EXERCISE AIM
Write the records out again exactly, leaving no images in.

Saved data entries

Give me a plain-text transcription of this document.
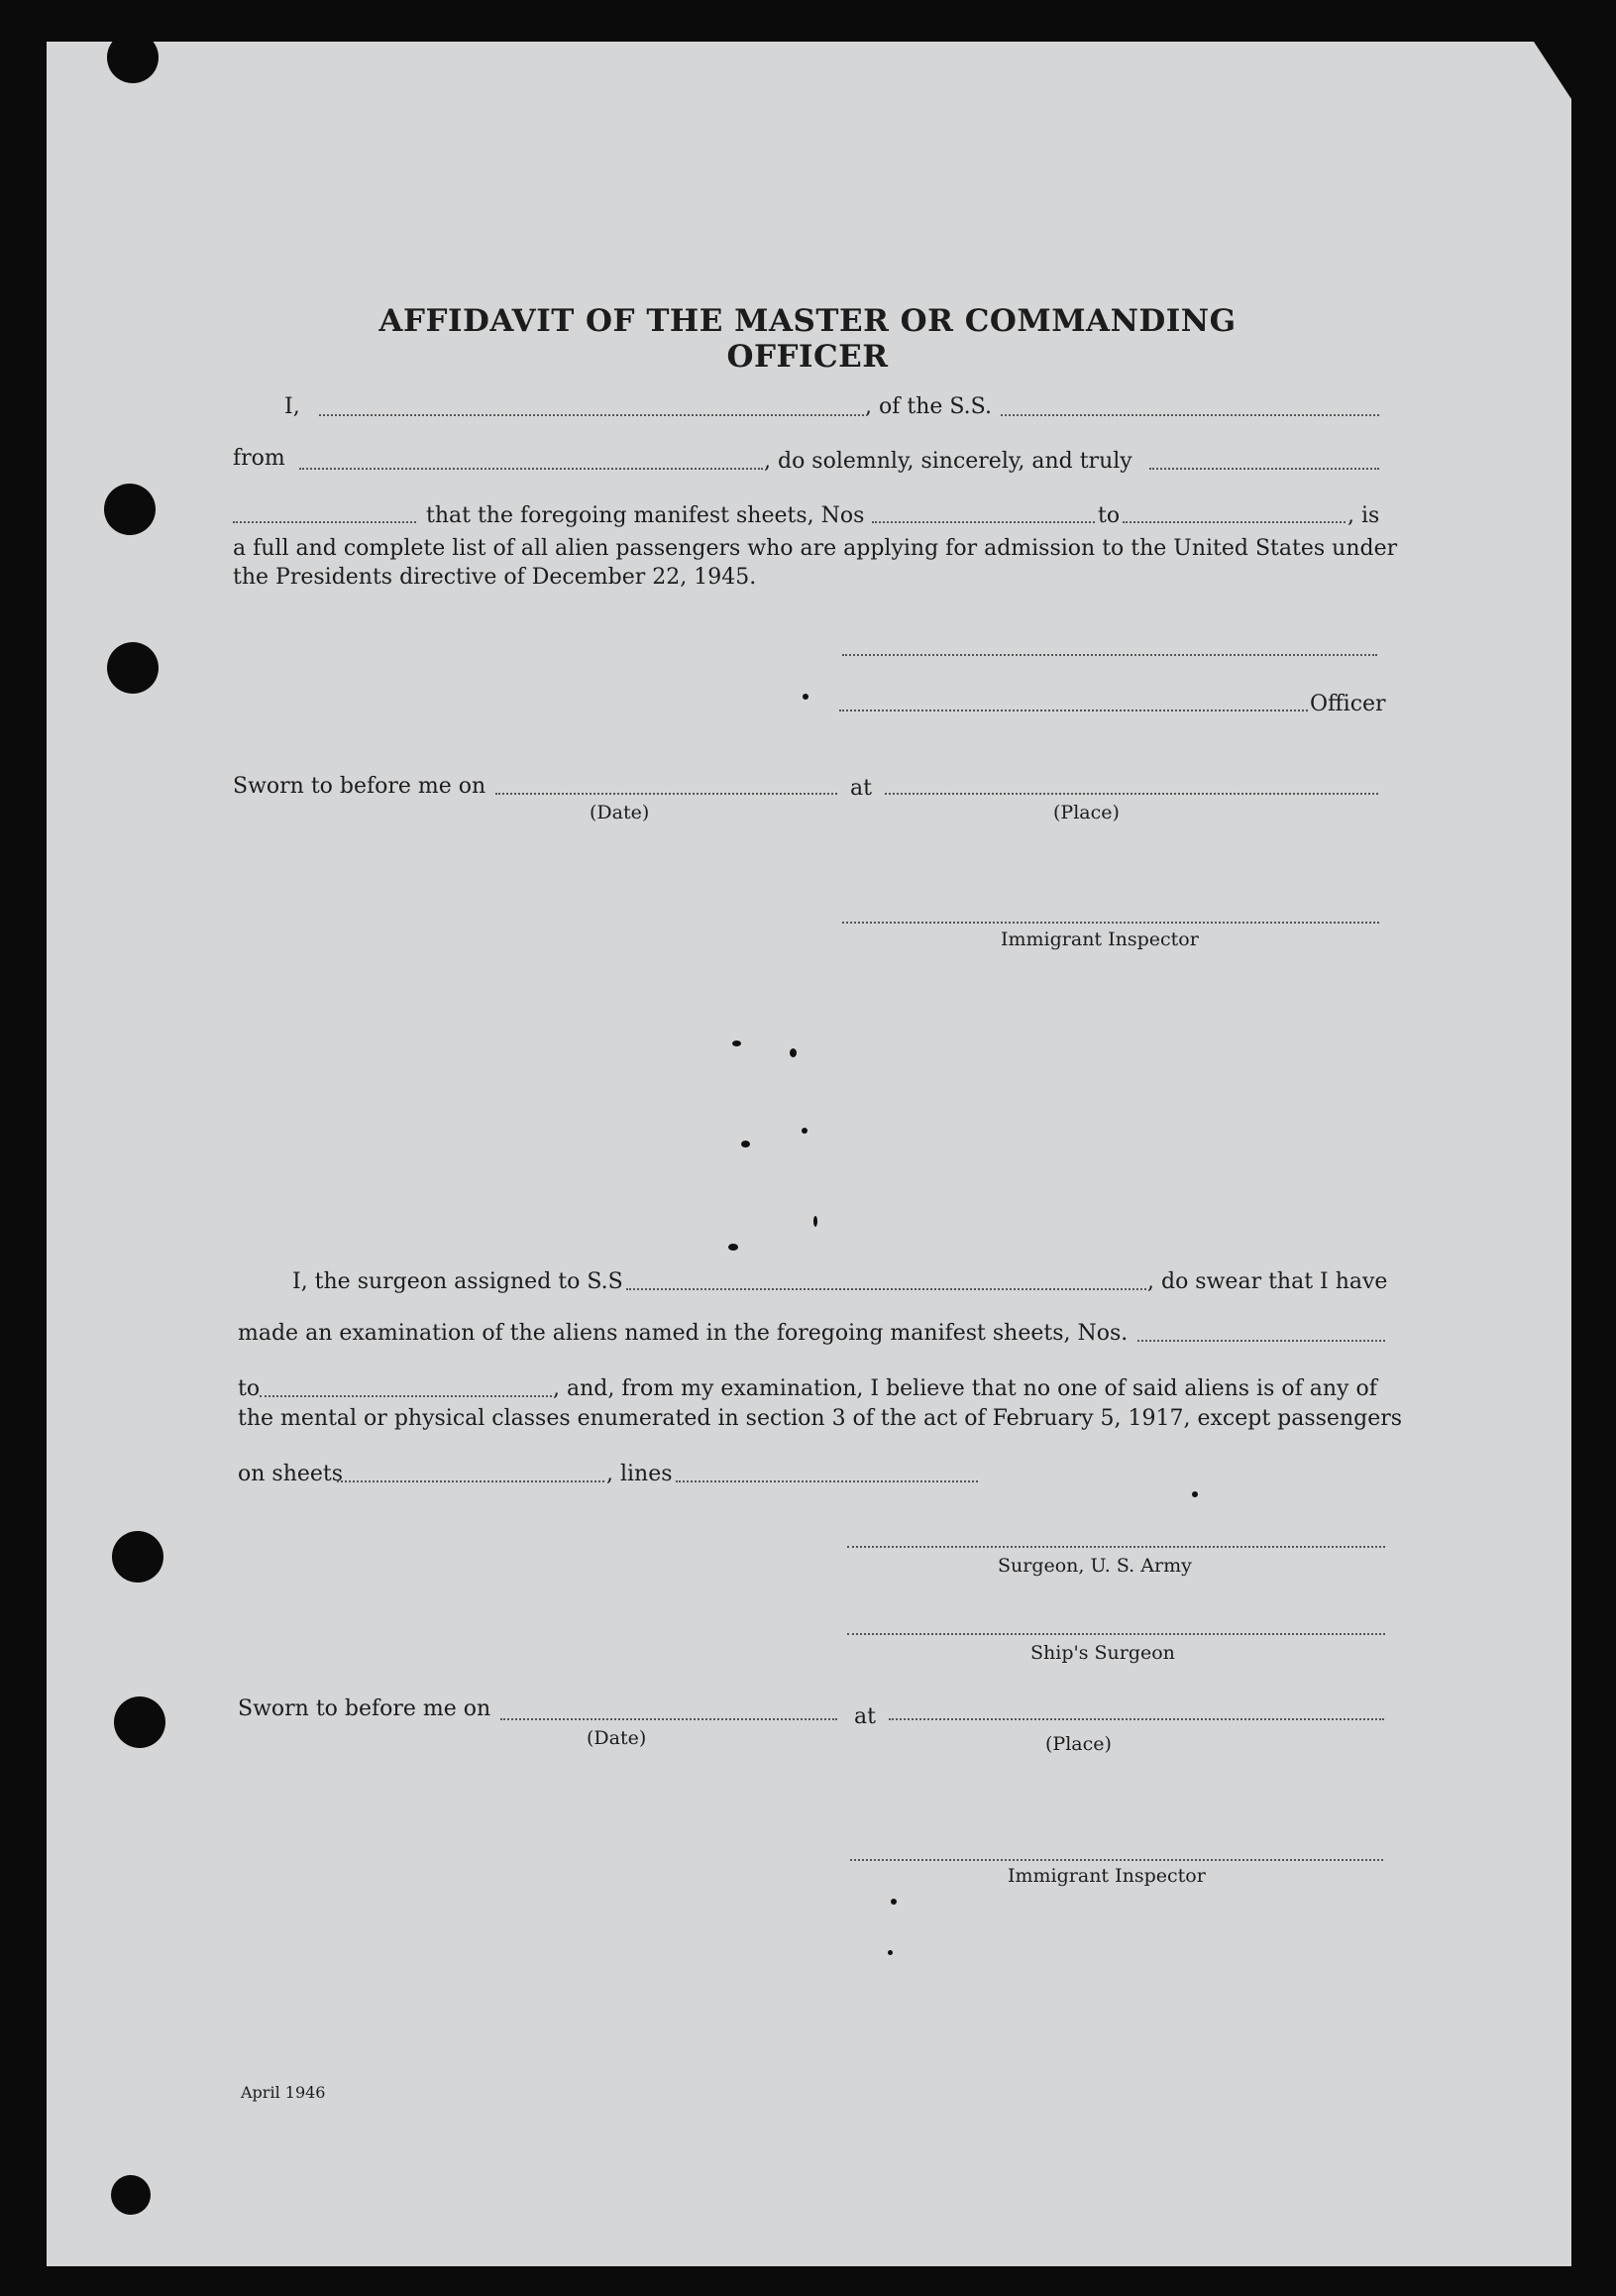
AFFIDAVIT OF THE MASTER OR COMMANDING OFFICER
I,	, of the S.S.
from	, do solemnly, sincerely, and truly
that the foregoing manifest sheets, Nos	to	, is
a full and complete list of all alien passengers who are applying for admission to the United States under
the Presidents directive of December 22, 1945.
Officer
Sworn to before me on	at
(Date)	(Place)
Immigrant Inspector
I, the surgeon assigned to S.S	, do swear that I have
made an examination of the aliens named in the foregoing manifest sheets, Nos.
to	, and, from my examination, I believe that no one of said aliens is of any of
the mental or physical classes enumerated in section 3 of the act of February 5, 1917, except passengers
on sheets	, lines
Surgeon, U. S. Army
Ship's Surgeon
Sworn to before me on	at
(Date)	(Place)
Immigrant Inspector
April 1946
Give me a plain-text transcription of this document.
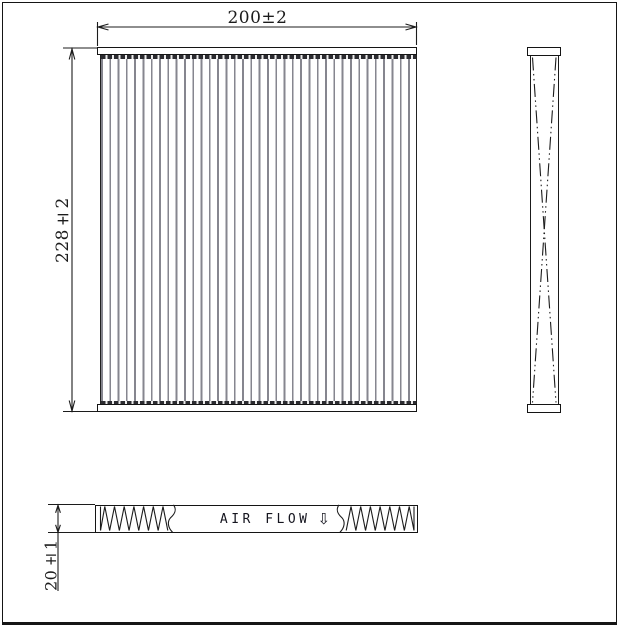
AIR FLOW ⇩
200±2
228±2
20±1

TASK ANSWER
Give me a plain-text transcription of this document.
AFFIDAVIT OF THE MASTER OR COMMANDING OFFICER
I,	, of the S.S.
from	, do solemnly, sincerely, and truly
that the foregoing manifest sheets, Nos	to	, is
a full and complete list of all alien passengers who are applying for admission to the United States under
the Presidents directive of December 22, 1945.
Officer
Sworn to before me on	at
(Date)	(Place)
Immigrant Inspector
I, the surgeon assigned to S.S	, do swear that I have
made an examination of the aliens named in the foregoing manifest sheets, Nos.
to	, and, from my examination, I believe that no one of said aliens is of any of
the mental or physical classes enumerated in section 3 of the act of February 5, 1917, except passengers
on sheets	, lines
Surgeon, U. S. Army
Ship's Surgeon
Sworn to before me on	at
(Date)	(Place)
Immigrant Inspector
April 1946
Give me a plain-text transcription of this document.
AIR FLOW ⇩
200±2
228±2
20±1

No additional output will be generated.